### Exercise material
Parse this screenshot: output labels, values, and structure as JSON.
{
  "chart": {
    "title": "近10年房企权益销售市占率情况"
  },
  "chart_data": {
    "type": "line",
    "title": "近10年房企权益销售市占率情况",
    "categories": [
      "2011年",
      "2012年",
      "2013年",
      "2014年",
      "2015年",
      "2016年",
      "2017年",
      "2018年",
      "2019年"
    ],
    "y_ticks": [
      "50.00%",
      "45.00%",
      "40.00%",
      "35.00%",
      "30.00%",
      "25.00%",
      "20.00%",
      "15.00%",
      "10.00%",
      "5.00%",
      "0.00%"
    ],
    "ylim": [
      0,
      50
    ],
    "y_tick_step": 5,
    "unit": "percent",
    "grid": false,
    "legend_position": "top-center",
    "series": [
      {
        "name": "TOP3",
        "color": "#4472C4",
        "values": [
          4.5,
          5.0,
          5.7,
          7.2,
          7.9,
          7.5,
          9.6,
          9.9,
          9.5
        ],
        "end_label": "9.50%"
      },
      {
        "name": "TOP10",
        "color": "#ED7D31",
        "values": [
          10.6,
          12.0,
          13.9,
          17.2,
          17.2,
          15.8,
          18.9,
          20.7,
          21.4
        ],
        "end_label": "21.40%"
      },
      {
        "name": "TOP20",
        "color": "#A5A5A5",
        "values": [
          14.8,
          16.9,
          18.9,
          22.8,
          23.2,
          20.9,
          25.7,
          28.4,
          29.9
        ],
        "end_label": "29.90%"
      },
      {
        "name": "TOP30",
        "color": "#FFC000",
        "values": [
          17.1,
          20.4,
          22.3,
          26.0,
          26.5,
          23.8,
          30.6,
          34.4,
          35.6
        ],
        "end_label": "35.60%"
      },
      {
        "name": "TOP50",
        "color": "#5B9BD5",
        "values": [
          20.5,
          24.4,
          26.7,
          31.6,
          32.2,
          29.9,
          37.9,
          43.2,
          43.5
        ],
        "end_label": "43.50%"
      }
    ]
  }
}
######
§ Task description
Go through the listing and print each line exactly as it appears.

§ Solution to the exercise
Parse this screenshot: output labels, values, and structure as JSON.
{
  "chart": {
    "title": "近10年房企权益销售市占率情况"
  },
  "chart_data": {
    "type": "line",
    "title": "近10年房企权益销售市占率情况",
    "categories": [
      "2011年",
      "2012年",
      "2013年",
      "2014年",
      "2015年",
      "2016年",
      "2017年",
      "2018年",
      "2019年"
    ],
    "y_ticks": [
      "50.00%",
      "45.00%",
      "40.00%",
      "35.00%",
      "30.00%",
      "25.00%",
      "20.00%",
      "15.00%",
      "10.00%",
      "5.00%",
      "0.00%"
    ],
    "ylim": [
      0,
      50
    ],
    "y_tick_step": 5,
    "unit": "percent",
    "grid": false,
    "legend_position": "top-center",
    "series": [
      {
        "name": "TOP3",
        "color": "#4472C4",
        "values": [
          4.5,
          5.0,
          5.7,
          7.2,
          7.9,
          7.5,
          9.6,
          9.9,
          9.5
        ],
        "end_label": "9.50%"
      },
      {
        "name": "TOP10",
        "color": "#ED7D31",
        "values": [
          10.6,
          12.0,
          13.9,
          17.2,
          17.2,
          15.8,
          18.9,
          20.7,
          21.4
        ],
        "end_label": "21.40%"
      },
      {
        "name": "TOP20",
        "color": "#A5A5A5",
        "values": [
          14.8,
          16.9,
          18.9,
          22.8,
          23.2,
          20.9,
          25.7,
          28.4,
          29.9
        ],
        "end_label": "29.90%"
      },
      {
        "name": "TOP30",
        "color": "#FFC000",
        "values": [
          17.1,
          20.4,
          22.3,
          26.0,
          26.5,
          23.8,
          30.6,
          34.4,
          35.6
        ],
        "end_label": "35.60%"
      },
      {
        "name": "TOP50",
        "color": "#5B9BD5",
        "values": [
          20.5,
          24.4,
          26.7,
          31.6,
          32.2,
          29.9,
          37.9,
          43.2,
          43.5
        ],
        "end_label": "43.50%"
      }
    ]
  }
}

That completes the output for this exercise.